[Structured figure records]
=====
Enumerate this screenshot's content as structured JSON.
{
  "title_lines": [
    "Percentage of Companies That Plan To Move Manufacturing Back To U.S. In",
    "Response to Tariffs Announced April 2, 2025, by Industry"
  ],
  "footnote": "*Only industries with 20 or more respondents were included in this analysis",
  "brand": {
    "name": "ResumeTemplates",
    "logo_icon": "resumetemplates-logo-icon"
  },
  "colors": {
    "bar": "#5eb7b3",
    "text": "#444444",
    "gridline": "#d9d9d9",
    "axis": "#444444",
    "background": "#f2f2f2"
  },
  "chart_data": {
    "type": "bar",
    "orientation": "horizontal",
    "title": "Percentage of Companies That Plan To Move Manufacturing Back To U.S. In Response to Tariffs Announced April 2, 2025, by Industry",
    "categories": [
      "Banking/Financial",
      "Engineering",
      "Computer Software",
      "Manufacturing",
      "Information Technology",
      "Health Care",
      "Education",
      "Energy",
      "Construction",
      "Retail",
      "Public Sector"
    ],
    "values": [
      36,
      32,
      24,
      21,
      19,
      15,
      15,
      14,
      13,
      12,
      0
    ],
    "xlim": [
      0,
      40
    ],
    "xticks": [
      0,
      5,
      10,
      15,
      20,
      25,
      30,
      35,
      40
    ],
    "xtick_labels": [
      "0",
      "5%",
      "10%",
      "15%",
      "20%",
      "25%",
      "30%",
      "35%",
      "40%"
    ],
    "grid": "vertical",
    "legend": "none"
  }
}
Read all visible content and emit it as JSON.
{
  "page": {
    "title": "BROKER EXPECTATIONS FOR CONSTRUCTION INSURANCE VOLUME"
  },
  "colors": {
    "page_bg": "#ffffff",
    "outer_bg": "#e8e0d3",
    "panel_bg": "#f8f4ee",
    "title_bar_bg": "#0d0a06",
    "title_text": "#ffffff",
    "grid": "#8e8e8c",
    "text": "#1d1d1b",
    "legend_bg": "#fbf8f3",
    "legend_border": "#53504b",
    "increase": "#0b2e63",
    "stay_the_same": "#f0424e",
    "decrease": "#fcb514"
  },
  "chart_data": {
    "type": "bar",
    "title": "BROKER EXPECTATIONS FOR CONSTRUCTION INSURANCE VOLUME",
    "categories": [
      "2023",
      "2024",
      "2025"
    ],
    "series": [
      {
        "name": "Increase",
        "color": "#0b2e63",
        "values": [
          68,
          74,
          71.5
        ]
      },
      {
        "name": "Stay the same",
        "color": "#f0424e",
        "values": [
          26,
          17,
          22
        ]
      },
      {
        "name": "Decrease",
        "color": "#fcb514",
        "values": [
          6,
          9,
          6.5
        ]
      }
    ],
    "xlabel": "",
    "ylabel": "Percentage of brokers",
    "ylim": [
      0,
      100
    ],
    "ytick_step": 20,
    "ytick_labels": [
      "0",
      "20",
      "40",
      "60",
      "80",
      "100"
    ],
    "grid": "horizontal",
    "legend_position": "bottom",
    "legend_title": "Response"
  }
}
=====
Gather all lines with the string "Announced" from the data.

# The response:
    "Response to Tariffs Announced April 2, 2025, by Industry"
    "title": "Percentage of Companies That Plan To Move Manufacturing Back To U.S. In Response to Tariffs Announced April 2, 2025, by Industry",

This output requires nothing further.